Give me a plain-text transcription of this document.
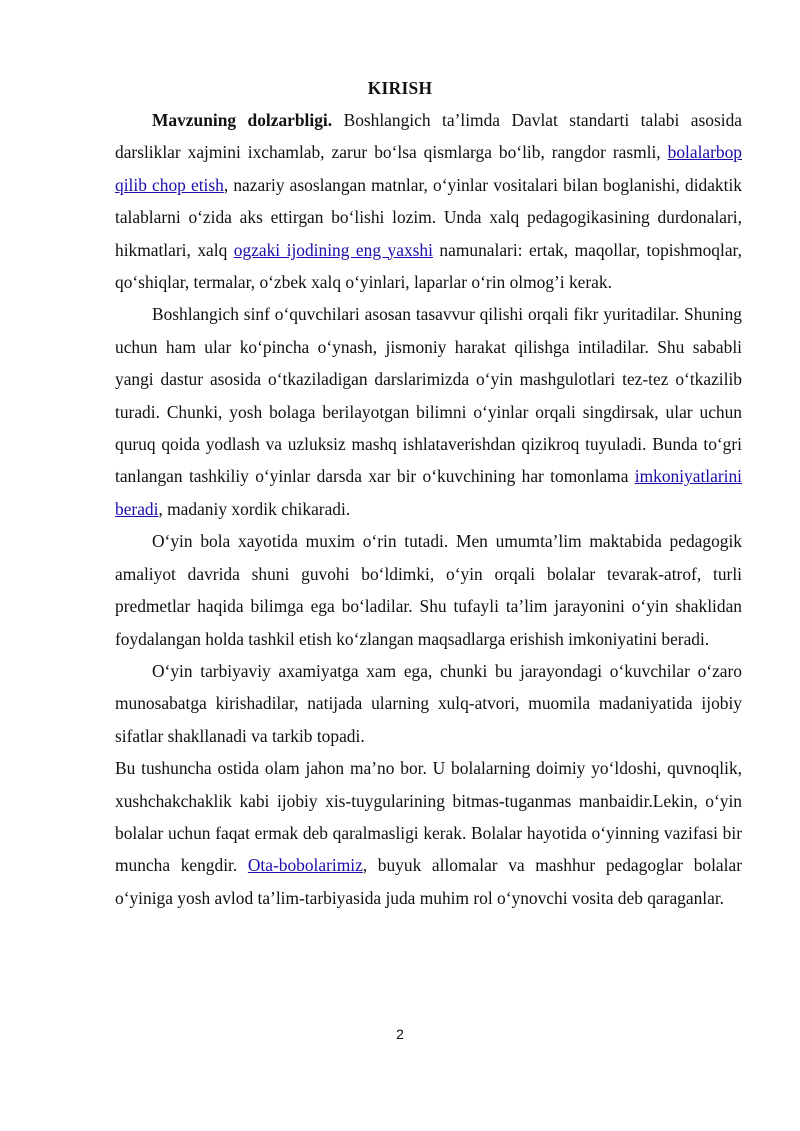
KIRISH

Mavzuning dolzarbligi. Boshlangich ta’limda Davlat standarti talabi asosida darsliklar xajmini ixchamlab, zarur bo‘lsa qismlarga bo‘lib, rangdor rasmli, bolalarbop qilib chop etish, nazariy asoslangan matnlar, o‘yinlar vositalari bilan boglanishi, didaktik talablarni o‘zida aks ettirgan bo‘lishi lozim. Unda xalq pedagogikasining durdonalari, hikmatlari, xalq ogzaki ijodining eng yaxshi namunalari: ertak, maqollar, topishmoqlar, qo‘shiqlar, termalar, o‘zbek xalq o‘yinlari, laparlar o‘rin olmog’i kerak.

Boshlangich sinf o‘quvchilari asosan tasavvur qilishi orqali fikr yuritadilar. Shuning uchun ham ular ko‘pincha o‘ynash, jismoniy harakat qilishga intiladilar. Shu sababli yangi dastur asosida o‘tkaziladigan darslarimizda o‘yin mashgulotlari tez-tez o‘tkazilib turadi. Chunki, yosh bolaga berilayotgan bilimni o‘yinlar orqali singdirsak, ular uchun quruq qoida yodlash va uzluksiz mashq ishlataverishdan qizikroq tuyuladi. Bunda to‘gri tanlangan tashkiliy o‘yinlar darsda xar bir o‘kuvchining har tomonlama imkoniyatlarini beradi, madaniy xordik chikaradi.

O‘yin bola xayotida muxim o‘rin tutadi. Men umumta’lim maktabida pedagogik amaliyot davrida shuni guvohi bo‘ldimki, o‘yin orqali bolalar tevarak-atrof, turli predmetlar haqida bilimga ega bo‘ladilar. Shu tufayli ta’lim jarayonini o‘yin shaklidan foydalangan holda tashkil etish ko‘zlangan maqsadlarga erishish imkoniyatini beradi.

O‘yin tarbiyaviy axamiyatga xam ega, chunki bu jarayondagi o‘kuvchilar o‘zaro munosabatga kirishadilar, natijada ularning xulq-atvori, muomila madaniyatida ijobiy sifatlar shakllanadi va tarkib topadi.
Bu tushuncha ostida olam jahon ma’no bor. U bolalarning doimiy yo‘ldoshi, quvnoqlik, xushchakchaklik kabi ijobiy xis-tuygularining bitmas-tuganmas manbaidir.Lekin, o‘yin bolalar uchun faqat ermak deb qaralmasligi kerak. Bolalar hayotida o‘yinning vazifasi bir muncha kengdir. Ota-bobolarimiz, buyuk allomalar va mashhur pedagoglar bolalar o‘yiniga yosh avlod ta’lim-tarbiyasida juda muhim rol o‘ynovchi vosita deb qaraganlar.

2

------------------------

Write out the records above exactly as they stand, leaving out every picture.

Give me a plain-text transcription of this document.
KIRISH

Mavzuning dolzarbligi. Boshlangich ta’limda Davlat standarti talabi asosida darsliklar xajmini ixchamlab, zarur bo‘lsa qismlarga bo‘lib, rangdor rasmli, bolalarbop qilib chop etish, nazariy asoslangan matnlar, o‘yinlar vositalari bilan boglanishi, didaktik talablarni o‘zida aks ettirgan bo‘lishi lozim. Unda xalq pedagogikasining durdonalari, hikmatlari, xalq ogzaki ijodining eng yaxshi namunalari: ertak, maqollar, topishmoqlar, qo‘shiqlar, termalar, o‘zbek xalq o‘yinlari, laparlar o‘rin olmog’i kerak.

Boshlangich sinf o‘quvchilari asosan tasavvur qilishi orqali fikr yuritadilar. Shuning uchun ham ular ko‘pincha o‘ynash, jismoniy harakat qilishga intiladilar. Shu sababli yangi dastur asosida o‘tkaziladigan darslarimizda o‘yin mashgulotlari tez-tez o‘tkazilib turadi. Chunki, yosh bolaga berilayotgan bilimni o‘yinlar orqali singdirsak, ular uchun quruq qoida yodlash va uzluksiz mashq ishlataverishdan qizikroq tuyuladi. Bunda to‘gri tanlangan tashkiliy o‘yinlar darsda xar bir o‘kuvchining har tomonlama imkoniyatlarini beradi, madaniy xordik chikaradi.

O‘yin bola xayotida muxim o‘rin tutadi. Men umumta’lim maktabida pedagogik amaliyot davrida shuni guvohi bo‘ldimki, o‘yin orqali bolalar tevarak-atrof, turli predmetlar haqida bilimga ega bo‘ladilar. Shu tufayli ta’lim jarayonini o‘yin shaklidan foydalangan holda tashkil etish ko‘zlangan maqsadlarga erishish imkoniyatini beradi.

O‘yin tarbiyaviy axamiyatga xam ega, chunki bu jarayondagi o‘kuvchilar o‘zaro munosabatga kirishadilar, natijada ularning xulq-atvori, muomila madaniyatida ijobiy sifatlar shakllanadi va tarkib topadi.
Bu tushuncha ostida olam jahon ma’no bor. U bolalarning doimiy yo‘ldoshi, quvnoqlik, xushchakchaklik kabi ijobiy xis-tuygularining bitmas-tuganmas manbaidir.Lekin, o‘yin bolalar uchun faqat ermak deb qaralmasligi kerak. Bolalar hayotida o‘yinning vazifasi bir muncha kengdir. Ota-bobolarimiz, buyuk allomalar va mashhur pedagoglar bolalar o‘yiniga yosh avlod ta’lim-tarbiyasida juda muhim rol o‘ynovchi vosita deb qaraganlar.

2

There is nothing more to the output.